Return all lines where the word "提升品质" can be found.

BEGIN Data supplied

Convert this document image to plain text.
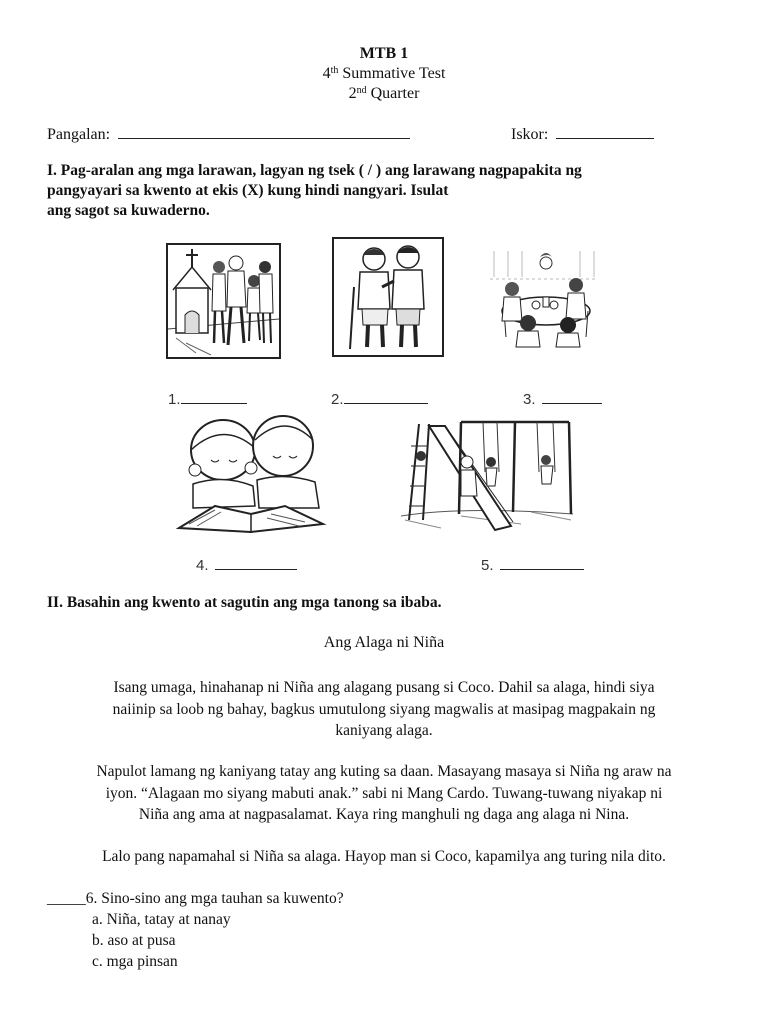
MTB 1
4th Summative Test
2nd Quarter
Pangalan:	Iskor:
I. Pag-aralan ang mga larawan, lagyan ng tsek ( / ) ang larawang nagpapakita ng
pangyayari sa kwento at ekis (X) kung hindi nangyari. Isulat
ang sagot sa kuwaderno.
1.	2.	3.
4.	5.
II. Basahin ang kwento at sagutin ang mga tanong sa ibaba.
Ang Alaga ni Niña
Isang umaga, hinahanap ni Niña ang alagang pusang si Coco. Dahil sa alaga, hindi siya
naiinip sa loob ng bahay, bagkus umutulong siyang magwalis at masipag magpakain ng
kaniyang alaga.
Napulot lamang ng kaniyang tatay ang kuting sa daan. Masayang masaya si Niña ng araw na
iyon. “Alagaan mo siyang mabuti anak.” sabi ni Mang Cardo. Tuwang-tuwang niyakap ni
Niña ang ama at nagpasalamat. Kaya ring manghuli ng daga ang alaga ni Nina.
Lalo pang napamahal si Niña sa alaga. Hayop man si Coco, kapamilya ang turing nila dito.
_____6. Sino-sino ang mga tauhan sa kuwento?
a. Niña, tatay at nanay
b. aso at pusa
c. mga pinsan
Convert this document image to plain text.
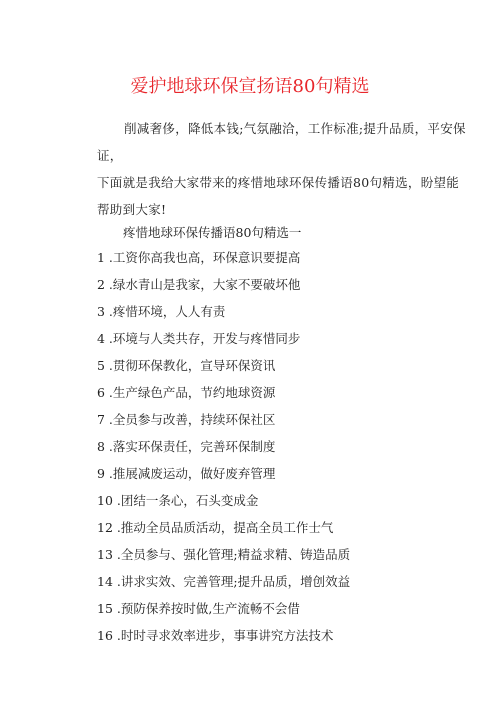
爱护地球环保宣扬语80句精选
削减奢侈，降低本钱;气氛融洽，工作标准;提升品质，平安保证，
下面就是我给大家带来的疼惜地球环保传播语80句精选，盼望能帮助到大家!
疼惜地球环保传播语80句精选一
1 .工资你高我也高，环保意识要提高
2 .绿水青山是我家，大家不要破坏他
3 .疼惜环境，人人有责
4 .环境与人类共存，开发与疼惜同步
5 .贯彻环保教化，宣导环保资讯
6 .生产绿色产品，节约地球资源
7 .全员参与改善，持续环保社区
8 .落实环保责任，完善环保制度
9 .推展减废运动，做好废弃管理
10 .团结一条心，石头变成金
12 .推动全员品质活动，提高全员工作士气
13 .全员参与、强化管理;精益求精、铸造品质
14 .讲求实效、完善管理;提升品质，增创效益
15 .预防保养按时做,生产流畅不会借
16 .时时寻求效率进步，事事讲究方法技术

END Data supplied

Output for this exercise ▸
削减奢侈，降低本钱;气氛融洽，工作标准;提升品质，平安保证，
14 .讲求实效、完善管理;提升品质，增创效益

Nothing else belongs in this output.